--- Exercise ---
Go through the data below and gather each line containing "Plaintiff".

--- The records ---
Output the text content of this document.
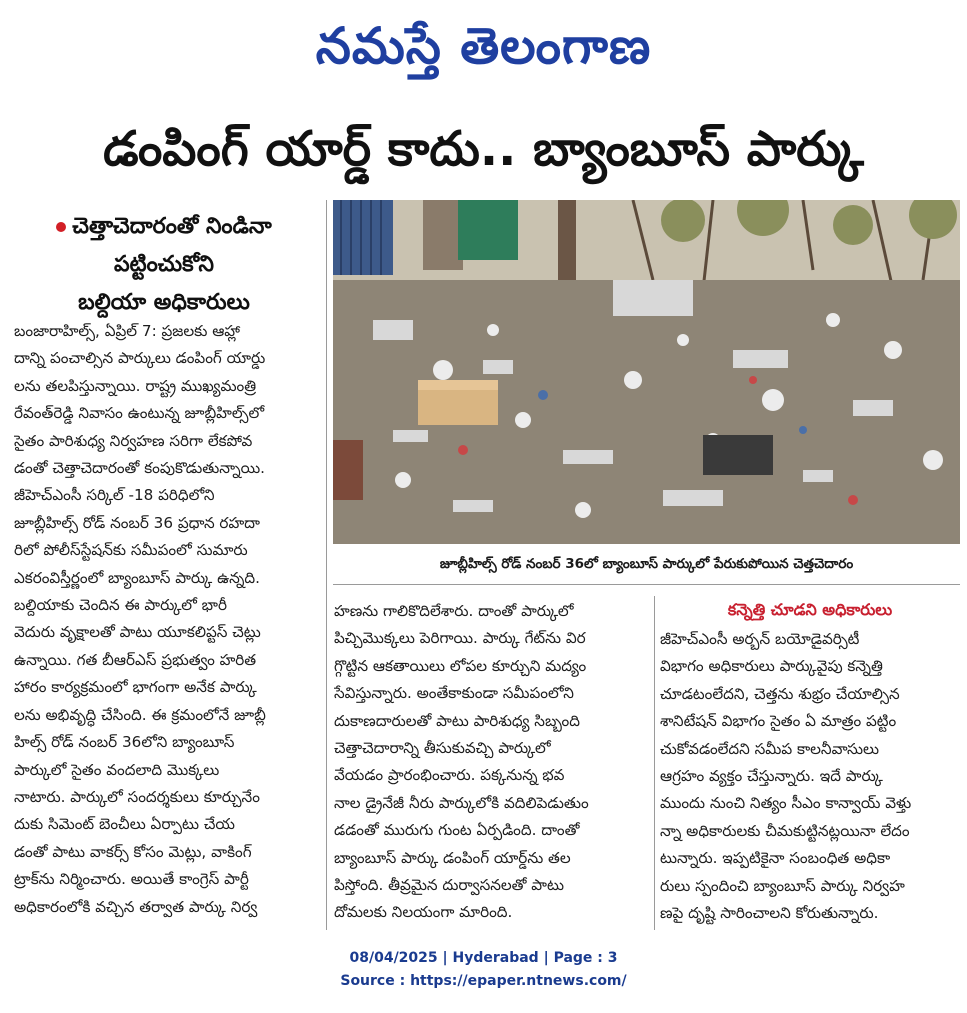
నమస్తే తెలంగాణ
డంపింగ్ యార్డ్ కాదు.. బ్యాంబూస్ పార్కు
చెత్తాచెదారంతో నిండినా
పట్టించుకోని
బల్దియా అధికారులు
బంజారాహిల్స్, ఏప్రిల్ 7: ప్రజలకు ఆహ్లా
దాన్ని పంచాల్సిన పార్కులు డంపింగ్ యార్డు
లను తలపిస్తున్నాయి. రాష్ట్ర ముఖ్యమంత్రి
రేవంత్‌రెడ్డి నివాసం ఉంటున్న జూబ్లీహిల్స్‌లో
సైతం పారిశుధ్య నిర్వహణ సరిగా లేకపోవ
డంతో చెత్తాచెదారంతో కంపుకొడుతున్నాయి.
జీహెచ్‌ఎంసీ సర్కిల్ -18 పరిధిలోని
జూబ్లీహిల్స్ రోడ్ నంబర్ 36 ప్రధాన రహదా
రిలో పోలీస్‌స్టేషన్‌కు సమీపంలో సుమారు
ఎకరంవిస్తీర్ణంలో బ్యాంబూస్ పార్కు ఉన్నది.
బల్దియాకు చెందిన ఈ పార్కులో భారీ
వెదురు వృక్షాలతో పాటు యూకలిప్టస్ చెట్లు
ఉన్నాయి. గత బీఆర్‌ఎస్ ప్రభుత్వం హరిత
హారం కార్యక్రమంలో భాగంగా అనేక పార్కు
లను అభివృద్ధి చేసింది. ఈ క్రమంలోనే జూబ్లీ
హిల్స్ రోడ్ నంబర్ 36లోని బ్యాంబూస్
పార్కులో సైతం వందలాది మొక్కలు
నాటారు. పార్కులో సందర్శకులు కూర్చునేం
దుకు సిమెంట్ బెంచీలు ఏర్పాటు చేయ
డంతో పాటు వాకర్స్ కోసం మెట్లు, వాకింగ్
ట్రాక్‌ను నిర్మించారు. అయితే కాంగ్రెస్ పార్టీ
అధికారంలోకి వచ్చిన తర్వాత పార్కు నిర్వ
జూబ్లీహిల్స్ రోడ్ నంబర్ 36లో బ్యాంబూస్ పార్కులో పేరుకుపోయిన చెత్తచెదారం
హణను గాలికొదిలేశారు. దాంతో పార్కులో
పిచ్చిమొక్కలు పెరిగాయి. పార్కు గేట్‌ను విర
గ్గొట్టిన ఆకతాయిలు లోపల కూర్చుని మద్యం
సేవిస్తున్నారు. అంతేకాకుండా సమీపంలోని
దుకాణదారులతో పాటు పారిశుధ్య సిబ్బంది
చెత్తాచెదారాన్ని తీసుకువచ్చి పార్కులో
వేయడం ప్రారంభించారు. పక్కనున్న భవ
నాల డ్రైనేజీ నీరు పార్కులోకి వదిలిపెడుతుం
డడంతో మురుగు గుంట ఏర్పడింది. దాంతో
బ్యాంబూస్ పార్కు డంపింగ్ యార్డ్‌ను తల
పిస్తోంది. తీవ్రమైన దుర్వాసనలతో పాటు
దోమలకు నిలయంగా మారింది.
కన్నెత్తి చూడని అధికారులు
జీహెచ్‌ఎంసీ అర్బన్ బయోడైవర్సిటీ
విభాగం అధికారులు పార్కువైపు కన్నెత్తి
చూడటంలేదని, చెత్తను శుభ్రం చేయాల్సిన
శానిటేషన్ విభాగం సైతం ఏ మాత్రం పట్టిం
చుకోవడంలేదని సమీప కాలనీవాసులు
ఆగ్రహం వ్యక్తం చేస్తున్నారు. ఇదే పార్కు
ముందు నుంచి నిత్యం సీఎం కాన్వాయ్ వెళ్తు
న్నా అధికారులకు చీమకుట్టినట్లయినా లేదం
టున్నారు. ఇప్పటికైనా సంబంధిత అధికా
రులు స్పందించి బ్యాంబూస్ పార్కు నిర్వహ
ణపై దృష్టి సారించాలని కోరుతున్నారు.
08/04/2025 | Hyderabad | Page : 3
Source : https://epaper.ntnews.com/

---

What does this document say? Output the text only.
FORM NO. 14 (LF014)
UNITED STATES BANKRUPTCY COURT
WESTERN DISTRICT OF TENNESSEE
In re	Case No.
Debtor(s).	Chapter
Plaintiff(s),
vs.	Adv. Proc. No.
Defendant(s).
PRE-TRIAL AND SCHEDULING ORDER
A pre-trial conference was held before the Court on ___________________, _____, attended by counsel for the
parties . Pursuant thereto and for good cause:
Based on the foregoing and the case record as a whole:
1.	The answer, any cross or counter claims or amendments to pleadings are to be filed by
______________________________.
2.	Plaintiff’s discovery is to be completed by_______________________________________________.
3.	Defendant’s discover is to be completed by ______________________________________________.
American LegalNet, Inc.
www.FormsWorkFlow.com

--- Task output ---
Plaintiff(s),
2.	Plaintiff’s discovery is to be completed by_______________________________________________.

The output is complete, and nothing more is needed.